— THE EXERCISE —
Quote, without change, all of the lines that follow.

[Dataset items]
[START]
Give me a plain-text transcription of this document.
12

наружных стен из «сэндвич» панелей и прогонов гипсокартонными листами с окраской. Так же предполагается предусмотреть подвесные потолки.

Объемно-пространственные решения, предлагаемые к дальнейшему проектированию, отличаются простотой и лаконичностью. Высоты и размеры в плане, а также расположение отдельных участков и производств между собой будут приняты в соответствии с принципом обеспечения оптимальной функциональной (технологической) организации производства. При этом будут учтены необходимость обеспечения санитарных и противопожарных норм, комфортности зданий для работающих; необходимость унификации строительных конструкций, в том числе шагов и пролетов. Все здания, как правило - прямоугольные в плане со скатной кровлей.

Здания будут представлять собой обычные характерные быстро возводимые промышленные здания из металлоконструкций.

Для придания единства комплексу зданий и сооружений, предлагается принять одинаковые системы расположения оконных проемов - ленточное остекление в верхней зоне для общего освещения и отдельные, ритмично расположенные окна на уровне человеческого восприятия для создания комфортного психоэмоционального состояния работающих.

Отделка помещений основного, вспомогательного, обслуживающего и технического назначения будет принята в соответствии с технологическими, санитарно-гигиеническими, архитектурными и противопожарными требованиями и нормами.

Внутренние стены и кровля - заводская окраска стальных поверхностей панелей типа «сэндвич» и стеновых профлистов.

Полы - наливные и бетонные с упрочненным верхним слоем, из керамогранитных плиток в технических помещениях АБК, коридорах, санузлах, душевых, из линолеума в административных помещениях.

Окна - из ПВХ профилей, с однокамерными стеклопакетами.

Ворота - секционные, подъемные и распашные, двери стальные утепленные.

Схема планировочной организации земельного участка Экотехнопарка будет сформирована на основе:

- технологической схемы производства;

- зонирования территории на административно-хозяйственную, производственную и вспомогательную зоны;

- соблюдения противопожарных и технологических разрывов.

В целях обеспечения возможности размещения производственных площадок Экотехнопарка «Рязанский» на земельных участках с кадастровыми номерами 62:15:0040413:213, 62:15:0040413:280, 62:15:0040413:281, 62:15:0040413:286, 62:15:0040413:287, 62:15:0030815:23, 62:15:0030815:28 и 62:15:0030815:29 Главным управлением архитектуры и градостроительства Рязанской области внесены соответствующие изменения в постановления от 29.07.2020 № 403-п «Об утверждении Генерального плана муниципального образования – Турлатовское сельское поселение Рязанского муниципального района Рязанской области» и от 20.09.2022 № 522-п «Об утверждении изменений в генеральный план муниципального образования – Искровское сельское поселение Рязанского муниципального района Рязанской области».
[END]
— SOLVED PROBLEM —
Give me a plain-text transcription of this document.
12

наружных стен из «сэндвич» панелей и прогонов гипсокартонными листами с окраской. Так же предполагается предусмотреть подвесные потолки.

Объемно-пространственные решения, предлагаемые к дальнейшему проектированию, отличаются простотой и лаконичностью. Высоты и размеры в плане, а также расположение отдельных участков и производств между собой будут приняты в соответствии с принципом обеспечения оптимальной функциональной (технологической) организации производства. При этом будут учтены необходимость обеспечения санитарных и противопожарных норм, комфортности зданий для работающих; необходимость унификации строительных конструкций, в том числе шагов и пролетов. Все здания, как правило - прямоугольные в плане со скатной кровлей.

Здания будут представлять собой обычные характерные быстро возводимые промышленные здания из металлоконструкций.

Для придания единства комплексу зданий и сооружений, предлагается принять одинаковые системы расположения оконных проемов - ленточное остекление в верхней зоне для общего освещения и отдельные, ритмично расположенные окна на уровне человеческого восприятия для создания комфортного психоэмоционального состояния работающих.

Отделка помещений основного, вспомогательного, обслуживающего и технического назначения будет принята в соответствии с технологическими, санитарно-гигиеническими, архитектурными и противопожарными требованиями и нормами.

Внутренние стены и кровля - заводская окраска стальных поверхностей панелей типа «сэндвич» и стеновых профлистов.

Полы - наливные и бетонные с упрочненным верхним слоем, из керамогранитных плиток в технических помещениях АБК, коридорах, санузлах, душевых, из линолеума в административных помещениях.

Окна - из ПВХ профилей, с однокамерными стеклопакетами.

Ворота - секционные, подъемные и распашные, двери стальные утепленные.

Схема планировочной организации земельного участка Экотехнопарка будет сформирована на основе:

- технологической схемы производства;

- зонирования территории на административно-хозяйственную, производственную и вспомогательную зоны;

- соблюдения противопожарных и технологических разрывов.

В целях обеспечения возможности размещения производственных площадок Экотехнопарка «Рязанский» на земельных участках с кадастровыми номерами 62:15:0040413:213, 62:15:0040413:280, 62:15:0040413:281, 62:15:0040413:286, 62:15:0040413:287, 62:15:0030815:23, 62:15:0030815:28 и 62:15:0030815:29 Главным управлением архитектуры и градостроительства Рязанской области внесены соответствующие изменения в постановления от 29.07.2020 № 403-п «Об утверждении Генерального плана муниципального образования – Турлатовское сельское поселение Рязанского муниципального района Рязанской области» и от 20.09.2022 № 522-п «Об утверждении изменений в генеральный план муниципального образования – Искровское сельское поселение Рязанского муниципального района Рязанской области».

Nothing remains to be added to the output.